:: Record extracts ::
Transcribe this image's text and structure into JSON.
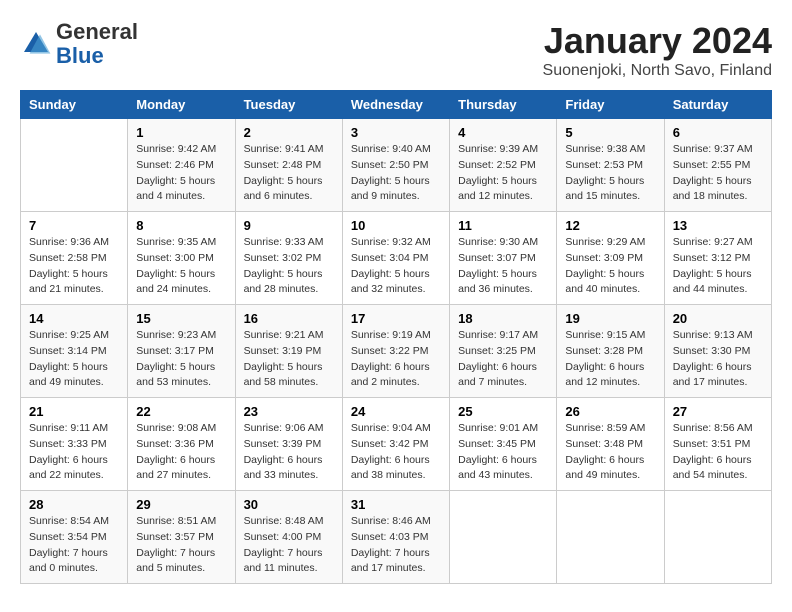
{
  "logo": {
    "general": "General",
    "blue": "Blue"
  },
  "header": {
    "title": "January 2024",
    "subtitle": "Suonenjoki, North Savo, Finland"
  },
  "weekdays": [
    "Sunday",
    "Monday",
    "Tuesday",
    "Wednesday",
    "Thursday",
    "Friday",
    "Saturday"
  ],
  "weeks": [
    [
      {
        "day": "",
        "info": ""
      },
      {
        "day": "1",
        "info": "Sunrise: 9:42 AM\nSunset: 2:46 PM\nDaylight: 5 hours\nand 4 minutes."
      },
      {
        "day": "2",
        "info": "Sunrise: 9:41 AM\nSunset: 2:48 PM\nDaylight: 5 hours\nand 6 minutes."
      },
      {
        "day": "3",
        "info": "Sunrise: 9:40 AM\nSunset: 2:50 PM\nDaylight: 5 hours\nand 9 minutes."
      },
      {
        "day": "4",
        "info": "Sunrise: 9:39 AM\nSunset: 2:52 PM\nDaylight: 5 hours\nand 12 minutes."
      },
      {
        "day": "5",
        "info": "Sunrise: 9:38 AM\nSunset: 2:53 PM\nDaylight: 5 hours\nand 15 minutes."
      },
      {
        "day": "6",
        "info": "Sunrise: 9:37 AM\nSunset: 2:55 PM\nDaylight: 5 hours\nand 18 minutes."
      }
    ],
    [
      {
        "day": "7",
        "info": "Sunrise: 9:36 AM\nSunset: 2:58 PM\nDaylight: 5 hours\nand 21 minutes."
      },
      {
        "day": "8",
        "info": "Sunrise: 9:35 AM\nSunset: 3:00 PM\nDaylight: 5 hours\nand 24 minutes."
      },
      {
        "day": "9",
        "info": "Sunrise: 9:33 AM\nSunset: 3:02 PM\nDaylight: 5 hours\nand 28 minutes."
      },
      {
        "day": "10",
        "info": "Sunrise: 9:32 AM\nSunset: 3:04 PM\nDaylight: 5 hours\nand 32 minutes."
      },
      {
        "day": "11",
        "info": "Sunrise: 9:30 AM\nSunset: 3:07 PM\nDaylight: 5 hours\nand 36 minutes."
      },
      {
        "day": "12",
        "info": "Sunrise: 9:29 AM\nSunset: 3:09 PM\nDaylight: 5 hours\nand 40 minutes."
      },
      {
        "day": "13",
        "info": "Sunrise: 9:27 AM\nSunset: 3:12 PM\nDaylight: 5 hours\nand 44 minutes."
      }
    ],
    [
      {
        "day": "14",
        "info": "Sunrise: 9:25 AM\nSunset: 3:14 PM\nDaylight: 5 hours\nand 49 minutes."
      },
      {
        "day": "15",
        "info": "Sunrise: 9:23 AM\nSunset: 3:17 PM\nDaylight: 5 hours\nand 53 minutes."
      },
      {
        "day": "16",
        "info": "Sunrise: 9:21 AM\nSunset: 3:19 PM\nDaylight: 5 hours\nand 58 minutes."
      },
      {
        "day": "17",
        "info": "Sunrise: 9:19 AM\nSunset: 3:22 PM\nDaylight: 6 hours\nand 2 minutes."
      },
      {
        "day": "18",
        "info": "Sunrise: 9:17 AM\nSunset: 3:25 PM\nDaylight: 6 hours\nand 7 minutes."
      },
      {
        "day": "19",
        "info": "Sunrise: 9:15 AM\nSunset: 3:28 PM\nDaylight: 6 hours\nand 12 minutes."
      },
      {
        "day": "20",
        "info": "Sunrise: 9:13 AM\nSunset: 3:30 PM\nDaylight: 6 hours\nand 17 minutes."
      }
    ],
    [
      {
        "day": "21",
        "info": "Sunrise: 9:11 AM\nSunset: 3:33 PM\nDaylight: 6 hours\nand 22 minutes."
      },
      {
        "day": "22",
        "info": "Sunrise: 9:08 AM\nSunset: 3:36 PM\nDaylight: 6 hours\nand 27 minutes."
      },
      {
        "day": "23",
        "info": "Sunrise: 9:06 AM\nSunset: 3:39 PM\nDaylight: 6 hours\nand 33 minutes."
      },
      {
        "day": "24",
        "info": "Sunrise: 9:04 AM\nSunset: 3:42 PM\nDaylight: 6 hours\nand 38 minutes."
      },
      {
        "day": "25",
        "info": "Sunrise: 9:01 AM\nSunset: 3:45 PM\nDaylight: 6 hours\nand 43 minutes."
      },
      {
        "day": "26",
        "info": "Sunrise: 8:59 AM\nSunset: 3:48 PM\nDaylight: 6 hours\nand 49 minutes."
      },
      {
        "day": "27",
        "info": "Sunrise: 8:56 AM\nSunset: 3:51 PM\nDaylight: 6 hours\nand 54 minutes."
      }
    ],
    [
      {
        "day": "28",
        "info": "Sunrise: 8:54 AM\nSunset: 3:54 PM\nDaylight: 7 hours\nand 0 minutes."
      },
      {
        "day": "29",
        "info": "Sunrise: 8:51 AM\nSunset: 3:57 PM\nDaylight: 7 hours\nand 5 minutes."
      },
      {
        "day": "30",
        "info": "Sunrise: 8:48 AM\nSunset: 4:00 PM\nDaylight: 7 hours\nand 11 minutes."
      },
      {
        "day": "31",
        "info": "Sunrise: 8:46 AM\nSunset: 4:03 PM\nDaylight: 7 hours\nand 17 minutes."
      },
      {
        "day": "",
        "info": ""
      },
      {
        "day": "",
        "info": ""
      },
      {
        "day": "",
        "info": ""
      }
    ]
  ]
}
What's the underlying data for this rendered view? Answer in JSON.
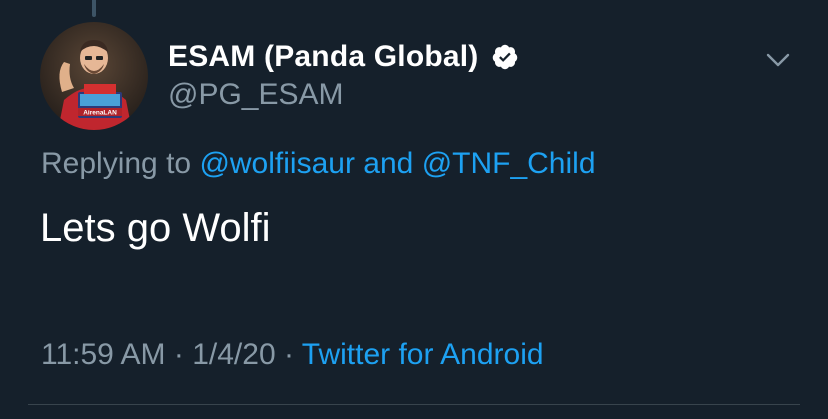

:: Your objective ::
Locate all lines in the listing above with the word "this". Copy them.

:: Answer to the task ::
Transcribe this image's text and structure into JSON.
What's the underlying data for this rendered view? Answer in JSON.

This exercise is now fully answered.